• Dataset records:
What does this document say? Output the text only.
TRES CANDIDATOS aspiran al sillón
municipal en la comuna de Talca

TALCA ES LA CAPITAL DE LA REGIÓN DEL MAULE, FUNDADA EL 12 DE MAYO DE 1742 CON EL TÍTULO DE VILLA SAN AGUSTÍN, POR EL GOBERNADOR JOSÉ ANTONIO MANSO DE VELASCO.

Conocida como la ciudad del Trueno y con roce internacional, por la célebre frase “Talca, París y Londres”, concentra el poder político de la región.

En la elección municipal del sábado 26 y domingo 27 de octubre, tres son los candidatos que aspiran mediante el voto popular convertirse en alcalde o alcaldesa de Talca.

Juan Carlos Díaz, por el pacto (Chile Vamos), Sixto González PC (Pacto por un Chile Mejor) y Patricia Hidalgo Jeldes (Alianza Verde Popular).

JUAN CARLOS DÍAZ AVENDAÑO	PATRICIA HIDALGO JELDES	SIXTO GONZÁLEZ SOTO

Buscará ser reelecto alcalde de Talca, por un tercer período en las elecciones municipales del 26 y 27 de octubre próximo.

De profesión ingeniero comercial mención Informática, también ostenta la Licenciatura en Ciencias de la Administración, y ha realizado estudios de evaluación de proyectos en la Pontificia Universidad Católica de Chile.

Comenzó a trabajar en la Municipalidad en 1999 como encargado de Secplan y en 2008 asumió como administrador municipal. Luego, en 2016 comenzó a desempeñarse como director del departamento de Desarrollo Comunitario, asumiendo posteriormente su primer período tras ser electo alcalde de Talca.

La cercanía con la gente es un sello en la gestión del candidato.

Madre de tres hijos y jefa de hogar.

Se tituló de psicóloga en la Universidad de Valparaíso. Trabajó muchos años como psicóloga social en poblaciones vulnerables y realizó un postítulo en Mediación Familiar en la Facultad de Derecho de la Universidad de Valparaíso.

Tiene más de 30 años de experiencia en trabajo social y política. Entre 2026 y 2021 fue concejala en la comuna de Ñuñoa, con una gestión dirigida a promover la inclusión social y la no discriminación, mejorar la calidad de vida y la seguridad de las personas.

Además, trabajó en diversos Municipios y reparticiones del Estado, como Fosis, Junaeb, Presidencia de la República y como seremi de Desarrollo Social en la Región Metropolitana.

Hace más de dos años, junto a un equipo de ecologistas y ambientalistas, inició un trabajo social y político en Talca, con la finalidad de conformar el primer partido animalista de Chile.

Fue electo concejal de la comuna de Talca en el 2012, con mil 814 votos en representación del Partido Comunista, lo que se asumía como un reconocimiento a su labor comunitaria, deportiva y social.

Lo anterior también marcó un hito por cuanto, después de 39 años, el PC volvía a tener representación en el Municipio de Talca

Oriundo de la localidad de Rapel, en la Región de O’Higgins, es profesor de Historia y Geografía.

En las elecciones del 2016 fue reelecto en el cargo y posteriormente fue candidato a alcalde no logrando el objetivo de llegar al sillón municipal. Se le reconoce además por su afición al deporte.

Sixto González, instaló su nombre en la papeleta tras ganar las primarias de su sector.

• Task description: Give the listing above again, word for word.

• The reply:
What does this document say? Output the text only.
TRES CANDIDATOS aspiran al sillón
municipal en la comuna de Talca

TALCA ES LA CAPITAL DE LA REGIÓN DEL MAULE, FUNDADA EL 12 DE MAYO DE 1742 CON EL TÍTULO DE VILLA SAN AGUSTÍN, POR EL GOBERNADOR JOSÉ ANTONIO MANSO DE VELASCO.

Conocida como la ciudad del Trueno y con roce internacional, por la célebre frase “Talca, París y Londres”, concentra el poder político de la región.

En la elección municipal del sábado 26 y domingo 27 de octubre, tres son los candidatos que aspiran mediante el voto popular convertirse en alcalde o alcaldesa de Talca.

Juan Carlos Díaz, por el pacto (Chile Vamos), Sixto González PC (Pacto por un Chile Mejor) y Patricia Hidalgo Jeldes (Alianza Verde Popular).

JUAN CARLOS DÍAZ AVENDAÑO	PATRICIA HIDALGO JELDES	SIXTO GONZÁLEZ SOTO

Buscará ser reelecto alcalde de Talca, por un tercer período en las elecciones municipales del 26 y 27 de octubre próximo.

De profesión ingeniero comercial mención Informática, también ostenta la Licenciatura en Ciencias de la Administración, y ha realizado estudios de evaluación de proyectos en la Pontificia Universidad Católica de Chile.

Comenzó a trabajar en la Municipalidad en 1999 como encargado de Secplan y en 2008 asumió como administrador municipal. Luego, en 2016 comenzó a desempeñarse como director del departamento de Desarrollo Comunitario, asumiendo posteriormente su primer período tras ser electo alcalde de Talca.

La cercanía con la gente es un sello en la gestión del candidato.

Madre de tres hijos y jefa de hogar.

Se tituló de psicóloga en la Universidad de Valparaíso. Trabajó muchos años como psicóloga social en poblaciones vulnerables y realizó un postítulo en Mediación Familiar en la Facultad de Derecho de la Universidad de Valparaíso.

Tiene más de 30 años de experiencia en trabajo social y política. Entre 2026 y 2021 fue concejala en la comuna de Ñuñoa, con una gestión dirigida a promover la inclusión social y la no discriminación, mejorar la calidad de vida y la seguridad de las personas.

Además, trabajó en diversos Municipios y reparticiones del Estado, como Fosis, Junaeb, Presidencia de la República y como seremi de Desarrollo Social en la Región Metropolitana.

Hace más de dos años, junto a un equipo de ecologistas y ambientalistas, inició un trabajo social y político en Talca, con la finalidad de conformar el primer partido animalista de Chile.

Fue electo concejal de la comuna de Talca en el 2012, con mil 814 votos en representación del Partido Comunista, lo que se asumía como un reconocimiento a su labor comunitaria, deportiva y social.

Lo anterior también marcó un hito por cuanto, después de 39 años, el PC volvía a tener representación en el Municipio de Talca

Oriundo de la localidad de Rapel, en la Región de O’Higgins, es profesor de Historia y Geografía.

En las elecciones del 2016 fue reelecto en el cargo y posteriormente fue candidato a alcalde no logrando el objetivo de llegar al sillón municipal. Se le reconoce además por su afición al deporte.

Sixto González, instaló su nombre en la papeleta tras ganar las primarias de su sector.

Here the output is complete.